:: Provided records ::
--- begin ---

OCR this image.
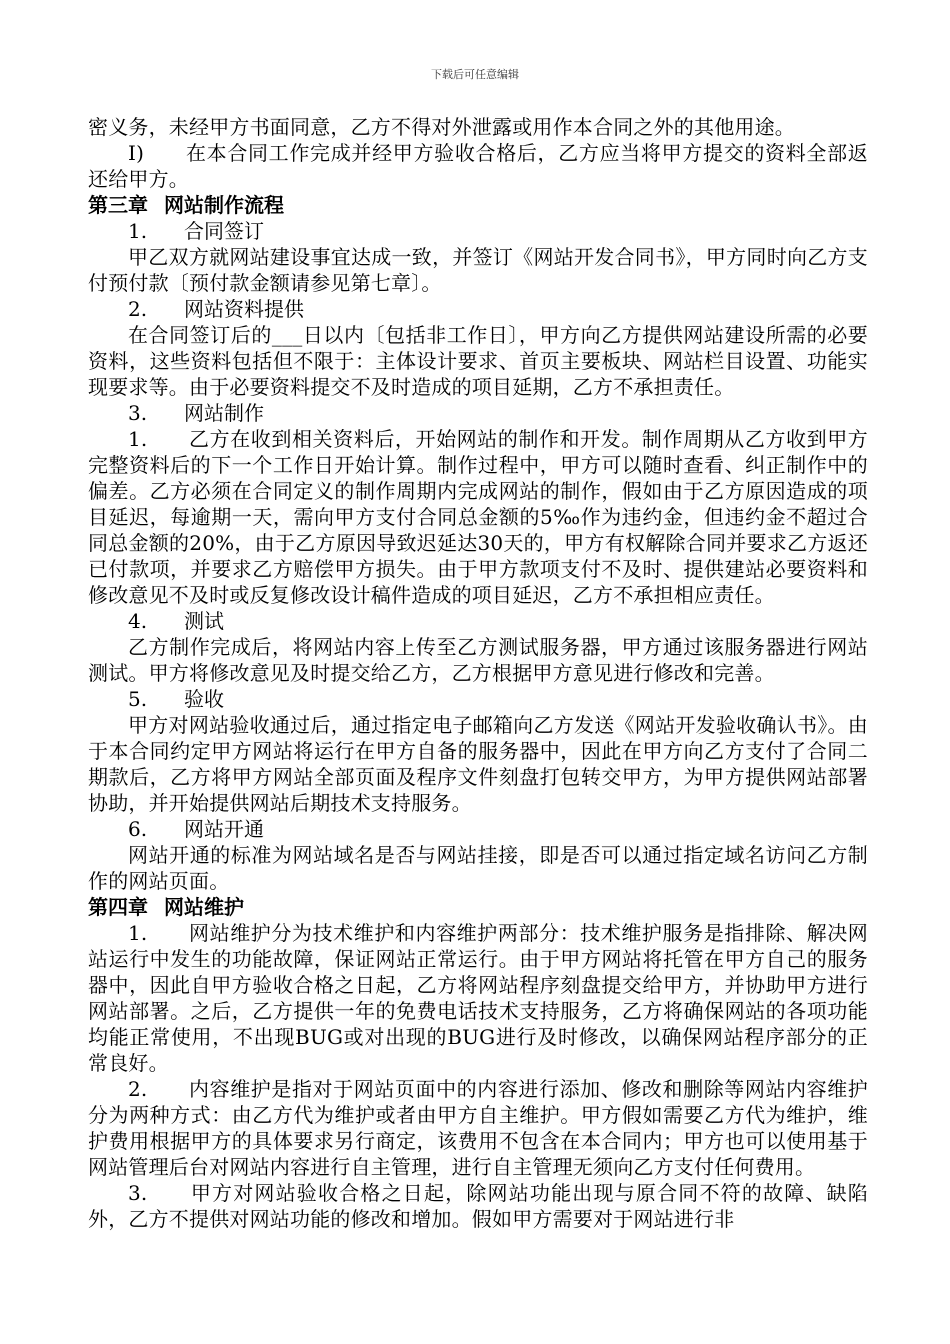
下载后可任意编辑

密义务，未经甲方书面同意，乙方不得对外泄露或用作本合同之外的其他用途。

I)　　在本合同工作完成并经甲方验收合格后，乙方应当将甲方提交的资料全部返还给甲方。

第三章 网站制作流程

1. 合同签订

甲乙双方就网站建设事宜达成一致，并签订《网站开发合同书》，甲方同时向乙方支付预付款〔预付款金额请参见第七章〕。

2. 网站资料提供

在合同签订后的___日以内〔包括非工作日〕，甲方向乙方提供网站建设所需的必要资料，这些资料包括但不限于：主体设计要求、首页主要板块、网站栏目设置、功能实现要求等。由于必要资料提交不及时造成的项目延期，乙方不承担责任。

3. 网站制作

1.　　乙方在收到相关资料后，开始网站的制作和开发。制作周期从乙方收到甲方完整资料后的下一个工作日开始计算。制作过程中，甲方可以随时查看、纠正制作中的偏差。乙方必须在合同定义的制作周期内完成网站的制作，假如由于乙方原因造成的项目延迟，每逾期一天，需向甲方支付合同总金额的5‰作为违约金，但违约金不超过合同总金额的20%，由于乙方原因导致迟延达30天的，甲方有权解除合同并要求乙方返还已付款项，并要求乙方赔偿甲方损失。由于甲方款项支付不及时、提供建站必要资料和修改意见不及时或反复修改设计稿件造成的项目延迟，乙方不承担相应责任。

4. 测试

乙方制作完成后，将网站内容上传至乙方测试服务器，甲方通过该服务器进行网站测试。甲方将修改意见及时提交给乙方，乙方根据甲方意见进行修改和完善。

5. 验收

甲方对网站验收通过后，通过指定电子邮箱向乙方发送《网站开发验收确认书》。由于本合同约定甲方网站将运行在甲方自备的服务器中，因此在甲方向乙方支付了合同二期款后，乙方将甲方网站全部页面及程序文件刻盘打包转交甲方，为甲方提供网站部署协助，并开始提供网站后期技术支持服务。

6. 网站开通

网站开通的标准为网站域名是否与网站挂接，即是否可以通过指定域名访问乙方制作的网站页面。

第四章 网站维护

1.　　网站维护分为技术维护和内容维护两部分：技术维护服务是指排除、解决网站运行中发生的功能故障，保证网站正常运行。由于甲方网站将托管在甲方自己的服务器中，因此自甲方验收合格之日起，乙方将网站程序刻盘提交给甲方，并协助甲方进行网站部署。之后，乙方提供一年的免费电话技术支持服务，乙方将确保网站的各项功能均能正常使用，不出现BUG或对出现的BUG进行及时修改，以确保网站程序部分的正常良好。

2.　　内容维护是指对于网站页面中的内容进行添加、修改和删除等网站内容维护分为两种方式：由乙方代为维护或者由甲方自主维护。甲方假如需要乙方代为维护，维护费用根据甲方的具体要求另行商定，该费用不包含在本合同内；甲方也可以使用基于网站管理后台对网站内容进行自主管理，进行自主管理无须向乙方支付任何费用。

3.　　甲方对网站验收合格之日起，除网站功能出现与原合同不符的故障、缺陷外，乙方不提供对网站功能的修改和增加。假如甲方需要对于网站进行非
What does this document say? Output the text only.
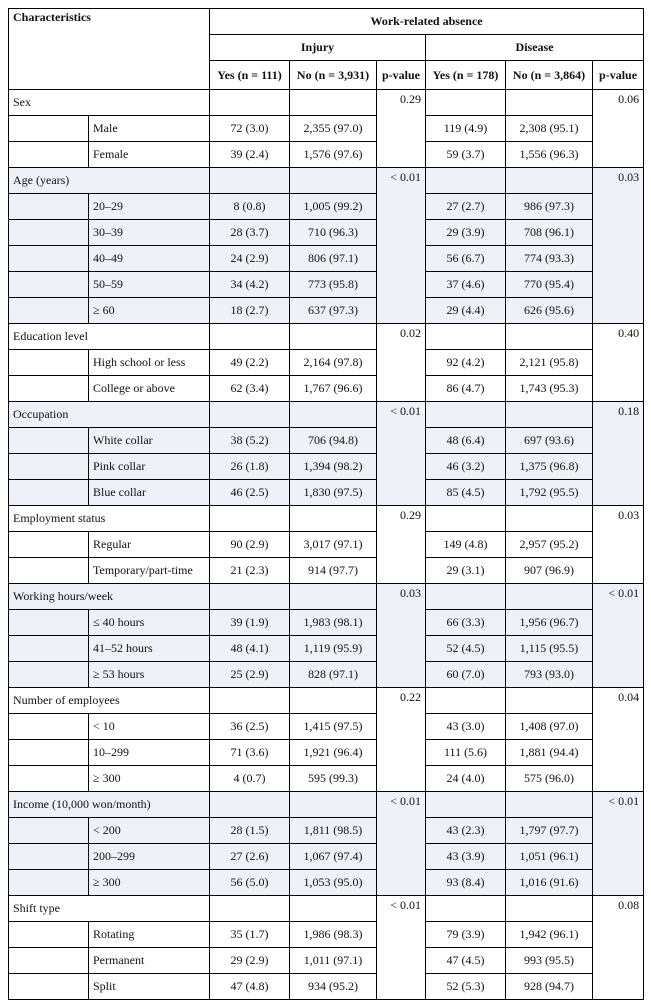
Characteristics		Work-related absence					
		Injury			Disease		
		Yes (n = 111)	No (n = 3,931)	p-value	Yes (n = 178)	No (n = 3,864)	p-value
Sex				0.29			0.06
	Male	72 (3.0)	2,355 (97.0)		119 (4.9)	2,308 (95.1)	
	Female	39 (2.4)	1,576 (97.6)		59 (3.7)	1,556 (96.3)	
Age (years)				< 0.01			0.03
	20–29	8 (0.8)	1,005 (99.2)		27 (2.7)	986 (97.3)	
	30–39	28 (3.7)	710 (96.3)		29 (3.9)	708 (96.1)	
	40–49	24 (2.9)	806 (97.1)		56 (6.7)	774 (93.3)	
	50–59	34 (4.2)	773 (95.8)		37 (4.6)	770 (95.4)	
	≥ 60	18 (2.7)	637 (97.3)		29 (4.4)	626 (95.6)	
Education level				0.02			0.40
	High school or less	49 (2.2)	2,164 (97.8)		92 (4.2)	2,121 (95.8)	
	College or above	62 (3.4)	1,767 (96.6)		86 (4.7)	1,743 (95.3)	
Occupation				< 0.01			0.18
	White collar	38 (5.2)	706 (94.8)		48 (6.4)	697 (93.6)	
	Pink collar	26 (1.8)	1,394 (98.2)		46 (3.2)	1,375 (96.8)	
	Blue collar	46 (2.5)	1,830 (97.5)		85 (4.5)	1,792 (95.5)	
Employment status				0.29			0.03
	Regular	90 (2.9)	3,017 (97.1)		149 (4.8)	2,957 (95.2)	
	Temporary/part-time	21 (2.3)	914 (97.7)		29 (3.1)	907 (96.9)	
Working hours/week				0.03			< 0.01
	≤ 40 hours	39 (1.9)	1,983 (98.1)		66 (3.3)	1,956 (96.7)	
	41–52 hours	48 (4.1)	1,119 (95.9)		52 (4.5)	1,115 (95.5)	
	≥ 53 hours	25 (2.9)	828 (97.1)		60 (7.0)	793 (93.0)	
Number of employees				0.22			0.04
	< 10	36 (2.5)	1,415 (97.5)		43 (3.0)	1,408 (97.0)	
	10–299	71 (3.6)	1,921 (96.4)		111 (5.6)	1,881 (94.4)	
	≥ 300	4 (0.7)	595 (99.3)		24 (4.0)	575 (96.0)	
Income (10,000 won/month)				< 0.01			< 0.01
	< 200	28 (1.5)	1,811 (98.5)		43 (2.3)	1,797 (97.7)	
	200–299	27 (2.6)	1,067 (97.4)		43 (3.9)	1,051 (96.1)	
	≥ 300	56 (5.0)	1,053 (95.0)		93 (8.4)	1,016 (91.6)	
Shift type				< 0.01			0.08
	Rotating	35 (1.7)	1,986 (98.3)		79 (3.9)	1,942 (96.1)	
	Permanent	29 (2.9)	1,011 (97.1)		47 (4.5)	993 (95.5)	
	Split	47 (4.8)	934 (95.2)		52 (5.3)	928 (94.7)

--- end ---

Report the number of lines containing the string "collar" and add nothing to it.

:: Answer in full ::
3